*DO THIS*.
Read through the entries below and return each line with the word "adjudicación".

*STORED DATA*.
* START *

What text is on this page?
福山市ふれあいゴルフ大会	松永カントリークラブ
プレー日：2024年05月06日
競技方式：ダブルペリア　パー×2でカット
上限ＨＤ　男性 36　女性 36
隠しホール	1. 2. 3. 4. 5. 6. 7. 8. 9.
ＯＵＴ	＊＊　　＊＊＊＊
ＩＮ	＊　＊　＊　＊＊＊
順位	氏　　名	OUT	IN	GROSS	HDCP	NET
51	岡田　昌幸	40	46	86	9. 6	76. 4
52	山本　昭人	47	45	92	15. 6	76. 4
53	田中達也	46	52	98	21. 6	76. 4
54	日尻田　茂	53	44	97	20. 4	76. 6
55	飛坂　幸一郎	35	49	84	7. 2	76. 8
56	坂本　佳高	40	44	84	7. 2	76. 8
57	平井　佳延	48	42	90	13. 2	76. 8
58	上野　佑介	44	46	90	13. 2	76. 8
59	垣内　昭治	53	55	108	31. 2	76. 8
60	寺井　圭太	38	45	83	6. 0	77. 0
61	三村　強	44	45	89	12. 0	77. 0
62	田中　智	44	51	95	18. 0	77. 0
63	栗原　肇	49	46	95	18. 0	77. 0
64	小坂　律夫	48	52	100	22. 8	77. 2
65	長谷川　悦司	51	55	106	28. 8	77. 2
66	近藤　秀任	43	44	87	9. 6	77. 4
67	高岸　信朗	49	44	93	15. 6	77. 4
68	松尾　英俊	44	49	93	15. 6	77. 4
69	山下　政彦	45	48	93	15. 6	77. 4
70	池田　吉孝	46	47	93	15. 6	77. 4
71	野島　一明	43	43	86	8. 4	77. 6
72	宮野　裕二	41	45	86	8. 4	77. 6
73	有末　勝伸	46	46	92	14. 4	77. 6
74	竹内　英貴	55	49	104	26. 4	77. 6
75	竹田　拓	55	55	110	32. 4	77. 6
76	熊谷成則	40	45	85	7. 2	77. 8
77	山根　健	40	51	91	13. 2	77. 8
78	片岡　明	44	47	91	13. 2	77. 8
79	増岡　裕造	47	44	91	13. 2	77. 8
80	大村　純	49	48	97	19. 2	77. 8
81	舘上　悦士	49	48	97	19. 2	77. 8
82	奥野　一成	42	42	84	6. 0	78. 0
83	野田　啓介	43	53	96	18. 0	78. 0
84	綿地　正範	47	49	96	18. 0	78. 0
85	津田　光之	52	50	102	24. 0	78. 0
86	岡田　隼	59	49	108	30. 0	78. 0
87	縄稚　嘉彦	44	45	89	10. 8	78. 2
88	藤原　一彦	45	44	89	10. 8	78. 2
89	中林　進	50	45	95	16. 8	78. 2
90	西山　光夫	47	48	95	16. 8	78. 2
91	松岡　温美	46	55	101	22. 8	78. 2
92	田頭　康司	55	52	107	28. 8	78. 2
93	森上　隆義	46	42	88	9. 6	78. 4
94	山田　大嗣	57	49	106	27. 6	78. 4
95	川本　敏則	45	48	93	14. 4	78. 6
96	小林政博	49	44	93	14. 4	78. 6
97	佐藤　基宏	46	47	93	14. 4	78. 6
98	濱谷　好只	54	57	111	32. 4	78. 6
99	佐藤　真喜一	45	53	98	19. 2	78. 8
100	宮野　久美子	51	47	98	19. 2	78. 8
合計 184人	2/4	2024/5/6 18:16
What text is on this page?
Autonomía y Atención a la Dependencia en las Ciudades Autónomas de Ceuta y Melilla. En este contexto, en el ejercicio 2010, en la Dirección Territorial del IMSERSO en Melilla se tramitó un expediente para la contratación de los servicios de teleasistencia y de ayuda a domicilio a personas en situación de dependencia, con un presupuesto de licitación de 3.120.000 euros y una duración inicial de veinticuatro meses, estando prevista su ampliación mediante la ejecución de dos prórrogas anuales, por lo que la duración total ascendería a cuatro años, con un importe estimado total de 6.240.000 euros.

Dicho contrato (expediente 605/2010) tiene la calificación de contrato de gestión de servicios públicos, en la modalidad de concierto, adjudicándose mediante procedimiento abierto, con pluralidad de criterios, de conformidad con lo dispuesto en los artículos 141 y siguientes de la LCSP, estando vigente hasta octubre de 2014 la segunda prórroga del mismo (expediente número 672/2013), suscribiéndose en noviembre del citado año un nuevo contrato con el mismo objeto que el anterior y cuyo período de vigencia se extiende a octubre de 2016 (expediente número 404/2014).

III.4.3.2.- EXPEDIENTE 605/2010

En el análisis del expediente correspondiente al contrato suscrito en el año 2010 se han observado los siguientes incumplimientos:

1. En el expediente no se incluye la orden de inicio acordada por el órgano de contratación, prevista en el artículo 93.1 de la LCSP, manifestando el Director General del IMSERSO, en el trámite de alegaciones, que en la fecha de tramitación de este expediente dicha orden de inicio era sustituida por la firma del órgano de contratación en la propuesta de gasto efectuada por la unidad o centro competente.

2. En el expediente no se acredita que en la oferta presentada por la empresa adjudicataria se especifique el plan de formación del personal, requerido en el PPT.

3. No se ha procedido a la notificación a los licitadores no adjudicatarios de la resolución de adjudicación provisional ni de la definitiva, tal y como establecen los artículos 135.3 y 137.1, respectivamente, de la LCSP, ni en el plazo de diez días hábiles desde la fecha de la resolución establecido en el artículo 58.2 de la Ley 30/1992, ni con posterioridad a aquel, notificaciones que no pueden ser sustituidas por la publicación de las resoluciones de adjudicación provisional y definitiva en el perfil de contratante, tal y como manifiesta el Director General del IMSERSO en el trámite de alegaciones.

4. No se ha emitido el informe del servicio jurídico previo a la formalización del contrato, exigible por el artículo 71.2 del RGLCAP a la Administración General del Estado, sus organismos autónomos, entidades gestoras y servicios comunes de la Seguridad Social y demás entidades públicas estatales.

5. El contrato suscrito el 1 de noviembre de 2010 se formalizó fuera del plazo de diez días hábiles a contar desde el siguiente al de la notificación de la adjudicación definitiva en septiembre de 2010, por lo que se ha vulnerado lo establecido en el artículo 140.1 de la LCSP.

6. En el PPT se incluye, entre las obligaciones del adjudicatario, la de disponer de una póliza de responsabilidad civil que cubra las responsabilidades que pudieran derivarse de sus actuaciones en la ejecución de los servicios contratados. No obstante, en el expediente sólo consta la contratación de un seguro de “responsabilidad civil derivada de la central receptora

* END *

*SOLVED EXERCISE*.
3. No se ha procedido a la notificación a los licitadores no adjudicatarios de la resolución de adjudicación provisional ni de la definitiva, tal y como establecen los artículos 135.3 y 137.1, respectivamente, de la LCSP, ni en el plazo de diez días hábiles desde la fecha de la resolución establecido en el artículo 58.2 de la Ley 30/1992, ni con posterioridad a aquel, notificaciones que no pueden ser sustituidas por la publicación de las resoluciones de adjudicación provisional y definitiva en el perfil de contratante, tal y como manifiesta el Director General del IMSERSO en el trámite de alegaciones.
5. El contrato suscrito el 1 de noviembre de 2010 se formalizó fuera del plazo de diez días hábiles a contar desde el siguiente al de la notificación de la adjudicación definitiva en septiembre de 2010, por lo que se ha vulnerado lo establecido en el artículo 140.1 de la LCSP.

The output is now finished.